- Given exercise: Please transcribe the records precisely; pictures stay out of your copy.

- Source material:
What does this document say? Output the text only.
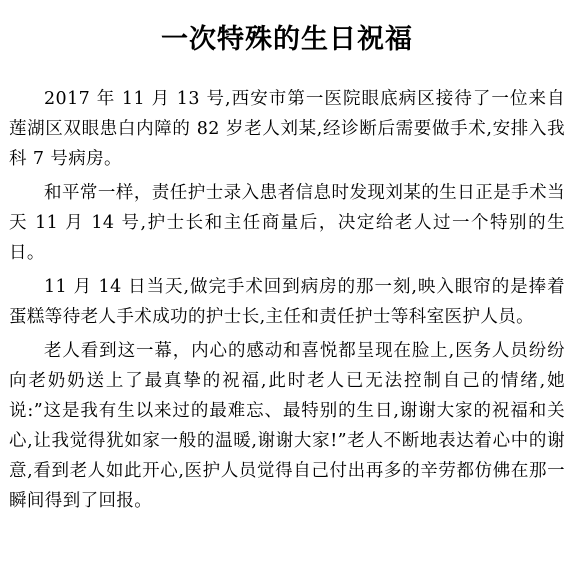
一次特殊的生日祝福

2017 年 11 月 13 号,西安市第一医院眼底病区接待了一位来自莲湖区双眼患白内障的 82 岁老人刘某,经诊断后需要做手术,安排入我科 7 号病房。

和平常一样，责任护士录入患者信息时发现刘某的生日正是手术当天 11 月 14 号,护士长和主任商量后，决定给老人过一个特别的生日。

11 月 14 日当天,做完手术回到病房的那一刻,映入眼帘的是捧着蛋糕等待老人手术成功的护士长,主任和责任护士等科室医护人员。

老人看到这一幕，内心的感动和喜悦都呈现在脸上,医务人员纷纷向老奶奶送上了最真挚的祝福,此时老人已无法控制自己的情绪,她说:”这是我有生以来过的最难忘、最特别的生日,谢谢大家的祝福和关心,让我觉得犹如家一般的温暖,谢谢大家!”老人不断地表达着心中的谢意,看到老人如此开心,医护人员觉得自己付出再多的辛劳都仿佛在那一瞬间得到了回报。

- Reply:
What does this document say? Output the text only.
一次特殊的生日祝福

2017 年 11 月 13 号,西安市第一医院眼底病区接待了一位来自莲湖区双眼患白内障的 82 岁老人刘某,经诊断后需要做手术,安排入我科 7 号病房。

和平常一样，责任护士录入患者信息时发现刘某的生日正是手术当天 11 月 14 号,护士长和主任商量后，决定给老人过一个特别的生日。

11 月 14 日当天,做完手术回到病房的那一刻,映入眼帘的是捧着蛋糕等待老人手术成功的护士长,主任和责任护士等科室医护人员。

老人看到这一幕，内心的感动和喜悦都呈现在脸上,医务人员纷纷向老奶奶送上了最真挚的祝福,此时老人已无法控制自己的情绪,她说:”这是我有生以来过的最难忘、最特别的生日,谢谢大家的祝福和关心,让我觉得犹如家一般的温暖,谢谢大家!”老人不断地表达着心中的谢意,看到老人如此开心,医护人员觉得自己付出再多的辛劳都仿佛在那一瞬间得到了回报。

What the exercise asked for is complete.